Data records
★ ★ ★
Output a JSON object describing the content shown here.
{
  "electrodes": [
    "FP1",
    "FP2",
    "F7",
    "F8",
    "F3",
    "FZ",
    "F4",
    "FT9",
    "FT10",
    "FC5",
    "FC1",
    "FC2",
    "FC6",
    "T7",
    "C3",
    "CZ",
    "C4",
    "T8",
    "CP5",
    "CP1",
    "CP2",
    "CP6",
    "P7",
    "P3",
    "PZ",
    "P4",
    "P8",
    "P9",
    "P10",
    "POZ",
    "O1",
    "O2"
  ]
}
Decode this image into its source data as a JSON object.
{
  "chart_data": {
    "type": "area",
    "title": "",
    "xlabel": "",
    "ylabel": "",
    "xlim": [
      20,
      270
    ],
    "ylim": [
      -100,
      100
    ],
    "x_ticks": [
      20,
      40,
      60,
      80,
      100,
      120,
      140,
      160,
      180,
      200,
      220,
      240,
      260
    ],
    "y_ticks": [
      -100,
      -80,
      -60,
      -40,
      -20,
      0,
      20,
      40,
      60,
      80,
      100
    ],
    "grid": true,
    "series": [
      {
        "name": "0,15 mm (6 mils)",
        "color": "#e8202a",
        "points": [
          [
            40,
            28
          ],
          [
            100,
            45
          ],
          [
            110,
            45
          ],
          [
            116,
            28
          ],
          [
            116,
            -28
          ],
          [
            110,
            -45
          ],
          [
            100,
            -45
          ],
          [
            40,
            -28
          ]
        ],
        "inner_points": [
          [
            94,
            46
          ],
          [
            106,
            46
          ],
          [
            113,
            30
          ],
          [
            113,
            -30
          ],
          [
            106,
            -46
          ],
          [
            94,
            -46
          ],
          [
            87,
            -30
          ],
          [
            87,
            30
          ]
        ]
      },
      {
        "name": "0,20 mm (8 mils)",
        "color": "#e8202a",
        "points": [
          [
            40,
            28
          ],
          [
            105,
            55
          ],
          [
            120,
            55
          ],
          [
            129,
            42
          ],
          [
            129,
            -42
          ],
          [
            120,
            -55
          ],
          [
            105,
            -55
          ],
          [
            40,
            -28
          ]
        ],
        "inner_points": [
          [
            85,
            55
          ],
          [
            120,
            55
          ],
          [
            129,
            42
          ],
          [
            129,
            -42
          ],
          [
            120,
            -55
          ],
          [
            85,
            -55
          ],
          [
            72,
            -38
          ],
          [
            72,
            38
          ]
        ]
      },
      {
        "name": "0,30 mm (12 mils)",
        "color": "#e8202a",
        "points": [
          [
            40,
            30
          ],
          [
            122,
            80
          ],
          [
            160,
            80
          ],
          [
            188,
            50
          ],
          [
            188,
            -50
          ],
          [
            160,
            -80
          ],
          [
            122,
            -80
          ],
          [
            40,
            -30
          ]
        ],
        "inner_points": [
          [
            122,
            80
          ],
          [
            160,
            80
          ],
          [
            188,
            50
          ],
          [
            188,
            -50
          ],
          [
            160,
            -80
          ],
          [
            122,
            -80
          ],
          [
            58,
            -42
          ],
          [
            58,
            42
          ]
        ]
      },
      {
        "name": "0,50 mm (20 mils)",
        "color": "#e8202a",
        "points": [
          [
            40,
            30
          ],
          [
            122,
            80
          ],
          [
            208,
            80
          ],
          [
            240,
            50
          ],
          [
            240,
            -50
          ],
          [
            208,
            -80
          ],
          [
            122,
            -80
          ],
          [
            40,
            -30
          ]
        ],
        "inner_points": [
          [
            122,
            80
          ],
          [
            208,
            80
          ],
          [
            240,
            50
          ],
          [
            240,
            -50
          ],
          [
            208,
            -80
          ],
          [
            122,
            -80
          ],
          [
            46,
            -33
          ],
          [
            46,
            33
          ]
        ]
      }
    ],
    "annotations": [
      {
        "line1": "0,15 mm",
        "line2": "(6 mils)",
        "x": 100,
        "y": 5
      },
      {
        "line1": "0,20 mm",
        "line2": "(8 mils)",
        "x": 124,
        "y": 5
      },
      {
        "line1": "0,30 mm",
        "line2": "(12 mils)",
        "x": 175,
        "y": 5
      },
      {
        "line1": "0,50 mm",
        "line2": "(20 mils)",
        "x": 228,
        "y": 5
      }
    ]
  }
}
★ ★ ★
**What you will do:** Write out the listing once more, matching it exactly.

**Output below:**
Output a JSON object describing the content shown here.
{
  "electrodes": [
    "FP1",
    "FP2",
    "F7",
    "F8",
    "F3",
    "FZ",
    "F4",
    "FT9",
    "FT10",
    "FC5",
    "FC1",
    "FC2",
    "FC6",
    "T7",
    "C3",
    "CZ",
    "C4",
    "T8",
    "CP5",
    "CP1",
    "CP2",
    "CP6",
    "P7",
    "P3",
    "PZ",
    "P4",
    "P8",
    "P9",
    "P10",
    "POZ",
    "O1",
    "O2"
  ]
}
Decode this image into its source data as a JSON object.
{
  "chart_data": {
    "type": "area",
    "title": "",
    "xlabel": "",
    "ylabel": "",
    "xlim": [
      20,
      270
    ],
    "ylim": [
      -100,
      100
    ],
    "x_ticks": [
      20,
      40,
      60,
      80,
      100,
      120,
      140,
      160,
      180,
      200,
      220,
      240,
      260
    ],
    "y_ticks": [
      -100,
      -80,
      -60,
      -40,
      -20,
      0,
      20,
      40,
      60,
      80,
      100
    ],
    "grid": true,
    "series": [
      {
        "name": "0,15 mm (6 mils)",
        "color": "#e8202a",
        "points": [
          [
            40,
            28
          ],
          [
            100,
            45
          ],
          [
            110,
            45
          ],
          [
            116,
            28
          ],
          [
            116,
            -28
          ],
          [
            110,
            -45
          ],
          [
            100,
            -45
          ],
          [
            40,
            -28
          ]
        ],
        "inner_points": [
          [
            94,
            46
          ],
          [
            106,
            46
          ],
          [
            113,
            30
          ],
          [
            113,
            -30
          ],
          [
            106,
            -46
          ],
          [
            94,
            -46
          ],
          [
            87,
            -30
          ],
          [
            87,
            30
          ]
        ]
      },
      {
        "name": "0,20 mm (8 mils)",
        "color": "#e8202a",
        "points": [
          [
            40,
            28
          ],
          [
            105,
            55
          ],
          [
            120,
            55
          ],
          [
            129,
            42
          ],
          [
            129,
            -42
          ],
          [
            120,
            -55
          ],
          [
            105,
            -55
          ],
          [
            40,
            -28
          ]
        ],
        "inner_points": [
          [
            85,
            55
          ],
          [
            120,
            55
          ],
          [
            129,
            42
          ],
          [
            129,
            -42
          ],
          [
            120,
            -55
          ],
          [
            85,
            -55
          ],
          [
            72,
            -38
          ],
          [
            72,
            38
          ]
        ]
      },
      {
        "name": "0,30 mm (12 mils)",
        "color": "#e8202a",
        "points": [
          [
            40,
            30
          ],
          [
            122,
            80
          ],
          [
            160,
            80
          ],
          [
            188,
            50
          ],
          [
            188,
            -50
          ],
          [
            160,
            -80
          ],
          [
            122,
            -80
          ],
          [
            40,
            -30
          ]
        ],
        "inner_points": [
          [
            122,
            80
          ],
          [
            160,
            80
          ],
          [
            188,
            50
          ],
          [
            188,
            -50
          ],
          [
            160,
            -80
          ],
          [
            122,
            -80
          ],
          [
            58,
            -42
          ],
          [
            58,
            42
          ]
        ]
      },
      {
        "name": "0,50 mm (20 mils)",
        "color": "#e8202a",
        "points": [
          [
            40,
            30
          ],
          [
            122,
            80
          ],
          [
            208,
            80
          ],
          [
            240,
            50
          ],
          [
            240,
            -50
          ],
          [
            208,
            -80
          ],
          [
            122,
            -80
          ],
          [
            40,
            -30
          ]
        ],
        "inner_points": [
          [
            122,
            80
          ],
          [
            208,
            80
          ],
          [
            240,
            50
          ],
          [
            240,
            -50
          ],
          [
            208,
            -80
          ],
          [
            122,
            -80
          ],
          [
            46,
            -33
          ],
          [
            46,
            33
          ]
        ]
      }
    ],
    "annotations": [
      {
        "line1": "0,15 mm",
        "line2": "(6 mils)",
        "x": 100,
        "y": 5
      },
      {
        "line1": "0,20 mm",
        "line2": "(8 mils)",
        "x": 124,
        "y": 5
      },
      {
        "line1": "0,30 mm",
        "line2": "(12 mils)",
        "x": 175,
        "y": 5
      },
      {
        "line1": "0,50 mm",
        "line2": "(20 mils)",
        "x": 228,
        "y": 5
      }
    ]
  }
}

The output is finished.